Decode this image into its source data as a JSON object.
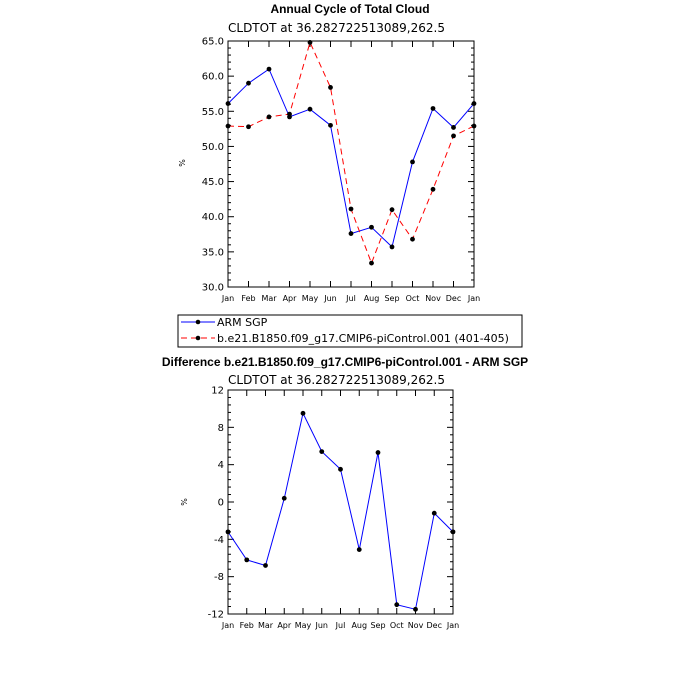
{
  "chart_data": [
    {
      "type": "line",
      "title": "Annual Cycle of Total Cloud",
      "subtitle": "CLDTOT at 36.282722513089,262.5",
      "xlabel": "",
      "ylabel": "%",
      "ylim": [
        30.0,
        65.0
      ],
      "yticks": [
        "30.0",
        "35.0",
        "40.0",
        "45.0",
        "50.0",
        "55.0",
        "60.0",
        "65.0"
      ],
      "categories": [
        "Jan",
        "Feb",
        "Mar",
        "Apr",
        "May",
        "Jun",
        "Jul",
        "Aug",
        "Sep",
        "Oct",
        "Nov",
        "Dec",
        "Jan"
      ],
      "series": [
        {
          "name": "ARM SGP",
          "color": "#0000ff",
          "dash": "solid",
          "values": [
            56.1,
            59.0,
            61.0,
            54.2,
            55.3,
            53.0,
            37.6,
            38.5,
            35.7,
            47.8,
            55.4,
            52.7,
            56.1
          ]
        },
        {
          "name": "b.e21.B1850.f09_g17.CMIP6-piControl.001 (401-405)",
          "color": "#ff0000",
          "dash": "dashed",
          "values": [
            52.9,
            52.8,
            54.2,
            54.6,
            64.8,
            58.4,
            41.1,
            33.4,
            41.0,
            36.8,
            43.9,
            51.5,
            52.9
          ]
        }
      ],
      "legend": [
        "ARM SGP",
        "b.e21.B1850.f09_g17.CMIP6-piControl.001 (401-405)"
      ]
    },
    {
      "type": "line",
      "title": "Difference b.e21.B1850.f09_g17.CMIP6-piControl.001 - ARM SGP",
      "subtitle": "CLDTOT at 36.282722513089,262.5",
      "xlabel": "",
      "ylabel": "%",
      "ylim": [
        -12,
        12
      ],
      "yticks": [
        "-12",
        "-8",
        "-4",
        "0",
        "4",
        "8",
        "12"
      ],
      "categories": [
        "Jan",
        "Feb",
        "Mar",
        "Apr",
        "May",
        "Jun",
        "Jul",
        "Aug",
        "Sep",
        "Oct",
        "Nov",
        "Dec",
        "Jan"
      ],
      "series": [
        {
          "name": "Difference",
          "color": "#0000ff",
          "dash": "solid",
          "values": [
            -3.2,
            -6.2,
            -6.8,
            0.4,
            9.5,
            5.4,
            3.5,
            -5.1,
            5.3,
            -11.0,
            -11.5,
            -1.2,
            -3.2
          ]
        }
      ]
    }
  ]
}
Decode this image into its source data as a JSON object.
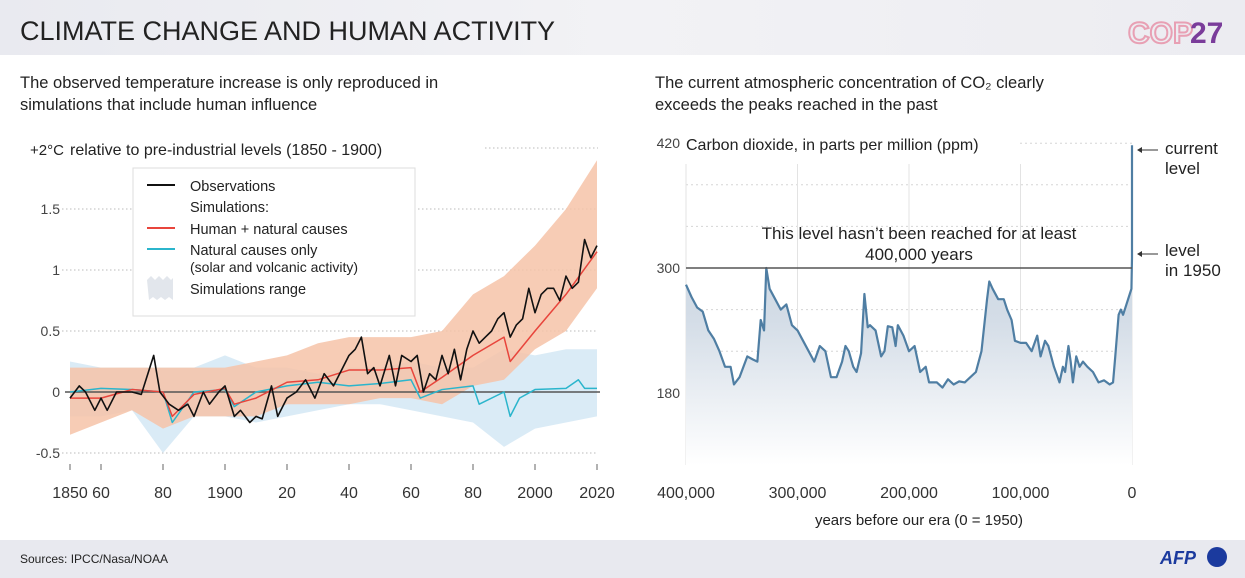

:::

Output the entries above exactly, without their pictures.

WORKED SOLUTION:
Decode this image into its source data as a JSON object.
{
  "chart_data": [
    {
      "type": "line",
      "title": "Annual Cycle of Total Cloud",
      "subtitle": "CLDTOT at 36.282722513089,262.5",
      "xlabel": "",
      "ylabel": "%",
      "ylim": [
        30.0,
        65.0
      ],
      "yticks": [
        "30.0",
        "35.0",
        "40.0",
        "45.0",
        "50.0",
        "55.0",
        "60.0",
        "65.0"
      ],
      "categories": [
        "Jan",
        "Feb",
        "Mar",
        "Apr",
        "May",
        "Jun",
        "Jul",
        "Aug",
        "Sep",
        "Oct",
        "Nov",
        "Dec",
        "Jan"
      ],
      "series": [
        {
          "name": "ARM SGP",
          "color": "#0000ff",
          "dash": "solid",
          "values": [
            56.1,
            59.0,
            61.0,
            54.2,
            55.3,
            53.0,
            37.6,
            38.5,
            35.7,
            47.8,
            55.4,
            52.7,
            56.1
          ]
        },
        {
          "name": "b.e21.B1850.f09_g17.CMIP6-piControl.001 (401-405)",
          "color": "#ff0000",
          "dash": "dashed",
          "values": [
            52.9,
            52.8,
            54.2,
            54.6,
            64.8,
            58.4,
            41.1,
            33.4,
            41.0,
            36.8,
            43.9,
            51.5,
            52.9
          ]
        }
      ],
      "legend": [
        "ARM SGP",
        "b.e21.B1850.f09_g17.CMIP6-piControl.001 (401-405)"
      ]
    },
    {
      "type": "line",
      "title": "Difference b.e21.B1850.f09_g17.CMIP6-piControl.001 - ARM SGP",
      "subtitle": "CLDTOT at 36.282722513089,262.5",
      "xlabel": "",
      "ylabel": "%",
      "ylim": [
        -12,
        12
      ],
      "yticks": [
        "-12",
        "-8",
        "-4",
        "0",
        "4",
        "8",
        "12"
      ],
      "categories": [
        "Jan",
        "Feb",
        "Mar",
        "Apr",
        "May",
        "Jun",
        "Jul",
        "Aug",
        "Sep",
        "Oct",
        "Nov",
        "Dec",
        "Jan"
      ],
      "series": [
        {
          "name": "Difference",
          "color": "#0000ff",
          "dash": "solid",
          "values": [
            -3.2,
            -6.2,
            -6.8,
            0.4,
            9.5,
            5.4,
            3.5,
            -5.1,
            5.3,
            -11.0,
            -11.5,
            -1.2,
            -3.2
          ]
        }
      ]
    }
  ]
}
Decode this image into its source data as a JSON object.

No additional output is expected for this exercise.